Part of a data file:

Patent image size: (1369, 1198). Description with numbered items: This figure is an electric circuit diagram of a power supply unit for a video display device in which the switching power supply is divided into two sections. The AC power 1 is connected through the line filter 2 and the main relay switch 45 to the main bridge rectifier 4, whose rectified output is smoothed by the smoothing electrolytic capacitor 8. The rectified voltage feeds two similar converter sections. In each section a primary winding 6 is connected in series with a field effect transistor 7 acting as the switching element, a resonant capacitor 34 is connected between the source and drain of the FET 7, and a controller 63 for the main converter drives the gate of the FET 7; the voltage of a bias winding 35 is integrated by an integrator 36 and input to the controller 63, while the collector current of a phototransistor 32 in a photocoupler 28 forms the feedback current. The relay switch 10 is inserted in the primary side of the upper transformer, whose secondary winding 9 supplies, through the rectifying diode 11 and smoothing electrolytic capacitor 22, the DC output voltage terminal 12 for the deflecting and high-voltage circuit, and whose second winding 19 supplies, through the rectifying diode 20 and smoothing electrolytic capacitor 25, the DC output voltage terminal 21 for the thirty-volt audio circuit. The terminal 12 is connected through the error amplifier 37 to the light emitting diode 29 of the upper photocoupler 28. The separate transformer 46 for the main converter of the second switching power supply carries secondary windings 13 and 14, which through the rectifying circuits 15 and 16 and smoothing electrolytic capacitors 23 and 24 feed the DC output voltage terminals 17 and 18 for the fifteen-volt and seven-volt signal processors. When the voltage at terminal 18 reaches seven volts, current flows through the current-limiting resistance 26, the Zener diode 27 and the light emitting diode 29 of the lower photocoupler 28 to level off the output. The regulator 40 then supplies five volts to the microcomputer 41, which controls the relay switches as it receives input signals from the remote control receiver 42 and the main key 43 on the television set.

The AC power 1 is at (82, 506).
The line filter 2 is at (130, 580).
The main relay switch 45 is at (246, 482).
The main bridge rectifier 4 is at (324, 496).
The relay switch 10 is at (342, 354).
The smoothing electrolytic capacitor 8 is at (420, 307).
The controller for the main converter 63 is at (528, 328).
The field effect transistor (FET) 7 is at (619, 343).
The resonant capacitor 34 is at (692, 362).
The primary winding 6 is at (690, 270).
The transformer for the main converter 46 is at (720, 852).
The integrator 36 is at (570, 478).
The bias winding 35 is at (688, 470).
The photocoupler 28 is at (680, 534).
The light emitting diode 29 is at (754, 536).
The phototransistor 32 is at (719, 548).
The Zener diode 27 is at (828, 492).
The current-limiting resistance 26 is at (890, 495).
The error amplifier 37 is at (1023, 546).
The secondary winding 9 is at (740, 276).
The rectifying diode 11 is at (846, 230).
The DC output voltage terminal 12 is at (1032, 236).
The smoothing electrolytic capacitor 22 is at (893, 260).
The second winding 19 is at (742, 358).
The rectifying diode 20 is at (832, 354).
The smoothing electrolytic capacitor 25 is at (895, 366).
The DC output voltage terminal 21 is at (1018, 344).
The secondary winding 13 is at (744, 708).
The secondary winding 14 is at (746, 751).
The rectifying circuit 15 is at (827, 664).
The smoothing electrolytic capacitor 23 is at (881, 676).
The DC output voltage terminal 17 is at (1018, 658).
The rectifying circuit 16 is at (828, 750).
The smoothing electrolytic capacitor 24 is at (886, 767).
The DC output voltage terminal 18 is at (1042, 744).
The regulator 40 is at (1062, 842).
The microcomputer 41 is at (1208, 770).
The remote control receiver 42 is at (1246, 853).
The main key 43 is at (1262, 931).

» **SET TASK**
Which lines in the listing contain the word "primary"? Extract each of them, treating uppercase and lowercase letters as different.

» **SOLUTION TO THIS PROBLEM**
Patent image size: (1369, 1198). Description with numbered items: This figure is an electric circuit diagram of a power supply unit for a video display device in which the switching power supply is divided into two sections. The AC power 1 is connected through the line filter 2 and the main relay switch 45 to the main bridge rectifier 4, whose rectified output is smoothed by the smoothing electrolytic capacitor 8. The rectified voltage feeds two similar converter sections. In each section a primary winding 6 is connected in series with a field effect transistor 7 acting as the switching element, a resonant capacitor 34 is connected between the source and drain of the FET 7, and a controller 63 for the main converter drives the gate of the FET 7; the voltage of a bias winding 35 is integrated by an integrator 36 and input to the controller 63, while the collector current of a phototransistor 32 in a photocoupler 28 forms the feedback current. The relay switch 10 is inserted in the primary side of the upper transformer, whose secondary winding 9 supplies, through the rectifying diode 11 and smoothing electrolytic capacitor 22, the DC output voltage terminal 12 for the deflecting and high-voltage circuit, and whose second winding 19 supplies, through the rectifying diode 20 and smoothing electrolytic capacitor 25, the DC output voltage terminal 21 for the thirty-volt audio circuit. The terminal 12 is connected through the error amplifier 37 to the light emitting diode 29 of the upper photocoupler 28. The separate transformer 46 for the main converter of the second switching power supply carries secondary windings 13 and 14, which through the rectifying circuits 15 and 16 and smoothing electrolytic capacitors 23 and 24 feed the DC output voltage terminals 17 and 18 for the fifteen-volt and seven-volt signal processors. When the voltage at terminal 18 reaches seven volts, current flows through the current-limiting resistance 26, the Zener diode 27 and the light emitting diode 29 of the lower photocoupler 28 to level off the output. The regulator 40 then supplies five volts to the microcomputer 41, which controls the relay switches as it receives input signals from the remote control receiver 42 and the main key 43 on the television set.
The primary winding 6 is at (690, 270).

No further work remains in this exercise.